### TASK TO CARRY OUT
Find every line of the listing below where "header" appears, and copy it.

__________

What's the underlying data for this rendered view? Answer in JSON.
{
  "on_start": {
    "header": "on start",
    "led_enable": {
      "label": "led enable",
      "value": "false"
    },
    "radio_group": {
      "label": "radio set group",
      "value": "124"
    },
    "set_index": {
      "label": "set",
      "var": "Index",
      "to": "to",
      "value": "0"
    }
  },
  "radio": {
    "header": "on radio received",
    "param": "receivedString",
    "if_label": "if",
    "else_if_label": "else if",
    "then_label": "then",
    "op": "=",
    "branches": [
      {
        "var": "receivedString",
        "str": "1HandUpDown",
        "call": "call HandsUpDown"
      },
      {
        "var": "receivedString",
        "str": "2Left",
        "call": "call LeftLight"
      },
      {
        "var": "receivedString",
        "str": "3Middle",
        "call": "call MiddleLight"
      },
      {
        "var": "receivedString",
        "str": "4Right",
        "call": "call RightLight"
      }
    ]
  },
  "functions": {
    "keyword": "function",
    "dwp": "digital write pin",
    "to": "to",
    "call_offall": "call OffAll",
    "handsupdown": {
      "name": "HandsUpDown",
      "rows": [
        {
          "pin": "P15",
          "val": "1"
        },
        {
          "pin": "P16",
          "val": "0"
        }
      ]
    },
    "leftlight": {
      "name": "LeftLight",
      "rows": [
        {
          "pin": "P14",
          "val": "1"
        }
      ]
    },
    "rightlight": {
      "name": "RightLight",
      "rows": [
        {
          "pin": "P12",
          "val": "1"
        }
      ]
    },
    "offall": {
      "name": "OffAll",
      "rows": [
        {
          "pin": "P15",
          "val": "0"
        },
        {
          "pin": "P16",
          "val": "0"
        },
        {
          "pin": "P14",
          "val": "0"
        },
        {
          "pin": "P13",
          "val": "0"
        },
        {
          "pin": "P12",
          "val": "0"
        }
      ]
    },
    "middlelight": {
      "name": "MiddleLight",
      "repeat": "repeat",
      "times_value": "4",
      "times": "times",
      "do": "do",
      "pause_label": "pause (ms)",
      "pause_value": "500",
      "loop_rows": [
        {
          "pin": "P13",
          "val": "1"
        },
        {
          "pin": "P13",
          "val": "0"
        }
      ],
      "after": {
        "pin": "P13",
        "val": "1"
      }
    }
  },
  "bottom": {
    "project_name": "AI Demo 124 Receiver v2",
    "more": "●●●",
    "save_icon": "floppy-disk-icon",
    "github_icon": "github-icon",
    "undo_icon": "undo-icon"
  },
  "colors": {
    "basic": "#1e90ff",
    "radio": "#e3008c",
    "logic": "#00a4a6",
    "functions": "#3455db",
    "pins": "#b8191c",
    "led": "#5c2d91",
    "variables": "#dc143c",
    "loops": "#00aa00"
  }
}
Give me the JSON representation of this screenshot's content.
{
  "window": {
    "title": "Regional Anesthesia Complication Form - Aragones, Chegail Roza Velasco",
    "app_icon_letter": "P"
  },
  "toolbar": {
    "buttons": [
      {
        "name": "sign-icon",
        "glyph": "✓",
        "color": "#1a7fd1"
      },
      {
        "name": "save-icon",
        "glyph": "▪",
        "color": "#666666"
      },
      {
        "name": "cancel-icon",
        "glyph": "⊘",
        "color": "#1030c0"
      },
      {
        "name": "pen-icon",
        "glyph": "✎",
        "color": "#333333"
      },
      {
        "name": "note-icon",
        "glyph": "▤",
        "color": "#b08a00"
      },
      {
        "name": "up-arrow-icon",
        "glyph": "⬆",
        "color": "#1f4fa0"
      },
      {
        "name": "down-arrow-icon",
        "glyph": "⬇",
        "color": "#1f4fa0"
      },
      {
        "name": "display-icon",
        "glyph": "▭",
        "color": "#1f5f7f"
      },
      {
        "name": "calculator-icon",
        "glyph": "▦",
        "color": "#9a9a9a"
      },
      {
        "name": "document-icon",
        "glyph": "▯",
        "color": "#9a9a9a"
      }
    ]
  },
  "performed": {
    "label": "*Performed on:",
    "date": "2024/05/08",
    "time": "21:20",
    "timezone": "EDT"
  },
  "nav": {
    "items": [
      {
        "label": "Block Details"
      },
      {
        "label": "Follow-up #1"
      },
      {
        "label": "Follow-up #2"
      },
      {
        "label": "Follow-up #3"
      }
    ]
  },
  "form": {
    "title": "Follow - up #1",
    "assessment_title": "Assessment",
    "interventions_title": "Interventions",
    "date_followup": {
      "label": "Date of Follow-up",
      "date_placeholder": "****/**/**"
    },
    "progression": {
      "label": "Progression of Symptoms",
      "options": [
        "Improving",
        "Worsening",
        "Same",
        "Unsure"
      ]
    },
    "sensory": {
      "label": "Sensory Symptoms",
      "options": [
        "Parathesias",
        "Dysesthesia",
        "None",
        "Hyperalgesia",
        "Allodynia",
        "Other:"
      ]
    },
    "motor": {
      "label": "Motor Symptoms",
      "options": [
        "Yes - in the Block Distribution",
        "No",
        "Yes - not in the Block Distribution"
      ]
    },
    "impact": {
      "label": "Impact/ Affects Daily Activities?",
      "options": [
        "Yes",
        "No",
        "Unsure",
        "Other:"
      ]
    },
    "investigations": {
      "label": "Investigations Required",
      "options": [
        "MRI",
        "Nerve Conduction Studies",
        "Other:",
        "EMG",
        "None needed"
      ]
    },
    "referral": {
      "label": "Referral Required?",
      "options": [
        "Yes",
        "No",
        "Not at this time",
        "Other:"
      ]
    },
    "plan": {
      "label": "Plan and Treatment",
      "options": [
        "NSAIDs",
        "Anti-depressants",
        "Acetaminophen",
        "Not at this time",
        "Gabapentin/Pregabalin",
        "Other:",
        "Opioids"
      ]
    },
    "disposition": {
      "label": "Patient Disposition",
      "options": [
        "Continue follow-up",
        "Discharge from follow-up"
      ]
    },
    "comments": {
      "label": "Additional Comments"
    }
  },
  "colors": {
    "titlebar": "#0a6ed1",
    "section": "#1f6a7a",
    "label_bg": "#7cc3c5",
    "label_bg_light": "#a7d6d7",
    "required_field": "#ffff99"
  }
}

__________

### TASK ANSWER
    "header": "on start",
    "header": "on radio received",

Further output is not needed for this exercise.